:: Materials provided
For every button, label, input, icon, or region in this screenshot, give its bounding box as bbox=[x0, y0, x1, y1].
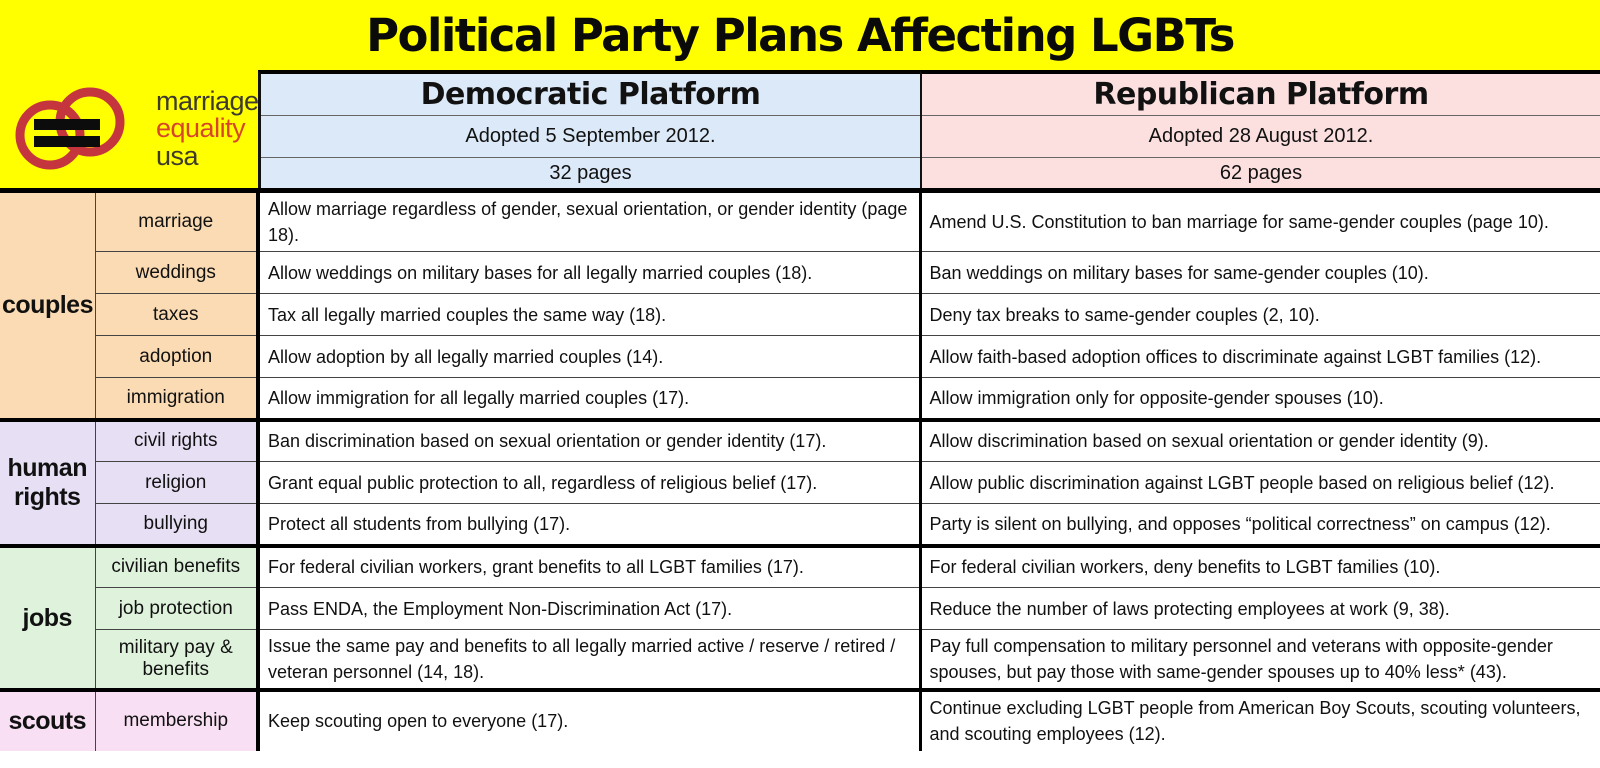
topic-weddings: weddings bbox=[95, 251, 260, 294]
democratic-page-count: 32 pages bbox=[549, 161, 632, 184]
topic-job-protection: job protection bbox=[95, 587, 260, 630]
republican-position-taxes: Deny tax breaks to same-gender couples (… bbox=[920, 293, 1600, 336]
democratic-position-bullying: Protect all students from bullying (17). bbox=[258, 503, 922, 546]
logo-word-marriage: marriage bbox=[156, 85, 259, 116]
republican-position-civilian-benefits: For federal civilian workers, deny benef… bbox=[920, 543, 1600, 588]
republican-position-membership: Continue excluding LGBT people from Amer… bbox=[920, 688, 1600, 751]
republican-position-bullying: Party is silent on bullying, and opposes… bbox=[920, 503, 1600, 546]
logo-word-equality: equality bbox=[156, 113, 246, 144]
democratic-position-civilian-benefits: For federal civilian workers, grant bene… bbox=[258, 543, 922, 588]
platform-table-body: couples marriage Allow marriage regardless… bbox=[0, 190, 1600, 751]
marriage-equality-usa-logo: marriage equality usa bbox=[0, 70, 259, 188]
topic-bullying: bullying bbox=[95, 503, 260, 546]
democratic-position-immigration: Allow immigration for all legally marrie… bbox=[258, 377, 922, 420]
republican-position-religion: Allow public discrimination against LGBT… bbox=[920, 461, 1600, 504]
republican-position-civil-rights: Allow discrimination based on sexual ori… bbox=[920, 417, 1600, 462]
republican-position-weddings: Ban weddings on military bases for same-… bbox=[920, 251, 1600, 294]
table-row: bullying Protect all students from bullyi… bbox=[0, 503, 1600, 546]
democratic-position-weddings: Allow weddings on military bases for all… bbox=[258, 251, 922, 294]
democratic-position-adoption: Allow adoption by all legally married co… bbox=[258, 335, 922, 378]
republican-position-military-pay-benefits: Pay full compensation to military person… bbox=[920, 629, 1600, 691]
topic-taxes: taxes bbox=[95, 293, 260, 336]
republican-platform-title: Republican Platform bbox=[922, 74, 1600, 116]
table-row: couples marriage Allow marriage regardless… bbox=[0, 190, 1600, 420]
group-label-jobs: jobs bbox=[0, 543, 96, 691]
table-row: jobs civilian benefits For federal civilia… bbox=[0, 543, 1600, 691]
topic-immigration: immigration bbox=[95, 377, 260, 420]
democratic-adopted-date: Adopted 5 September 2012. bbox=[261, 116, 920, 158]
republican-position-adoption: Allow faith-based adoption offices to di… bbox=[920, 335, 1600, 378]
group-label-scouts: scouts bbox=[0, 688, 96, 751]
democratic-position-membership: Keep scouting open to everyone (17). bbox=[258, 688, 922, 751]
democratic-position-civil-rights: Ban discrimination based on sexual orien… bbox=[258, 417, 922, 462]
democratic-position-marriage: Allow marriage regardless of gender, sex… bbox=[258, 190, 922, 252]
group-label-couples: couples bbox=[0, 190, 96, 420]
table-row: taxes Tax all legally married couples the… bbox=[0, 293, 1600, 336]
table-row: human rights civil rights Ban discriminati… bbox=[0, 417, 1600, 546]
table-row: weddings Allow weddings on military bases… bbox=[0, 251, 1600, 294]
republican-position-job-protection: Reduce the number of laws protecting emp… bbox=[920, 587, 1600, 630]
democratic-platform-header: Democratic Platform Adopted 5 September … bbox=[258, 70, 920, 188]
topic-civil-rights: civil rights bbox=[95, 417, 260, 462]
page-title: Political Party Plans Affecting LGBTs bbox=[366, 8, 1235, 62]
democratic-position-military-pay-benefits: Issue the same pay and benefits to all l… bbox=[258, 629, 922, 691]
title-bar: Political Party Plans Affecting LGBTs bbox=[0, 0, 1600, 70]
table-row: adoption Allow adoption by all legally ma… bbox=[0, 335, 1600, 378]
topic-civilian-benefits: civilian benefits bbox=[95, 543, 260, 588]
republican-position-immigration: Allow immigration only for opposite-gend… bbox=[920, 377, 1600, 420]
topic-religion: religion bbox=[95, 461, 260, 504]
republican-position-marriage: Amend U.S. Constitution to ban marriage … bbox=[920, 190, 1600, 252]
interlocking-rings-equality-icon bbox=[15, 87, 125, 170]
topic-military-pay-benefits: military pay & benefits bbox=[95, 629, 260, 691]
table-row: job protection Pass ENDA, the Employment … bbox=[0, 587, 1600, 630]
group-label-human-rights: human rights bbox=[0, 417, 96, 546]
democratic-position-taxes: Tax all legally married couples the same… bbox=[258, 293, 922, 336]
table-row: immigration Allow immigration for all leg… bbox=[0, 377, 1600, 420]
logo-wordmark: marriage equality usa bbox=[156, 85, 259, 171]
democratic-position-job-protection: Pass ENDA, the Employment Non-Discrimina… bbox=[258, 587, 922, 630]
topic-adoption: adoption bbox=[95, 335, 260, 378]
table-row: military pay & benefits Issue the same pa… bbox=[0, 629, 1600, 691]
logo-word-usa: usa bbox=[156, 140, 199, 171]
republican-platform-header: Republican Platform Adopted 28 August 20… bbox=[920, 70, 1600, 188]
democratic-platform-title: Democratic Platform bbox=[261, 74, 920, 116]
table-header: marriage equality usa Democratic Platfor… bbox=[0, 70, 1600, 188]
table-row: religion Grant equal public protection to… bbox=[0, 461, 1600, 504]
platform-comparison-table: couples marriage Allow marriage regardless… bbox=[0, 188, 1600, 751]
table-row: scouts membership Keep scouting open to ev… bbox=[0, 688, 1600, 751]
democratic-position-religion: Grant equal public protection to all, re… bbox=[258, 461, 922, 504]
republican-page-count: 62 pages bbox=[1219, 161, 1303, 184]
topic-membership: membership bbox=[95, 688, 260, 751]
topic-marriage: marriage bbox=[95, 190, 260, 252]
republican-adopted-date: Adopted 28 August 2012. bbox=[922, 116, 1600, 158]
::::
### Brief
Select each row above that contains the string "marriage" and copy those rows.

### Finished answer
logo-word-marriage: marriage bbox=[156, 85, 259, 116]
platform-table-body: couples marriage Allow marriage regardless… bbox=[0, 190, 1600, 751]
marriage-equality-usa-logo: marriage equality usa bbox=[0, 70, 259, 188]
table-row: couples marriage Allow marriage regardless… bbox=[0, 190, 1600, 420]
democratic-position-marriage: Allow marriage regardless of gender, sex… bbox=[258, 190, 922, 252]
republican-position-marriage: Amend U.S. Constitution to ban marriage … bbox=[920, 190, 1600, 252]
logo-wordmark: marriage equality usa bbox=[156, 85, 259, 171]
table-header: marriage equality usa Democratic Platfor… bbox=[0, 70, 1600, 188]
platform-comparison-table: couples marriage Allow marriage regardless… bbox=[0, 188, 1600, 751]
topic-marriage: marriage bbox=[95, 190, 260, 252]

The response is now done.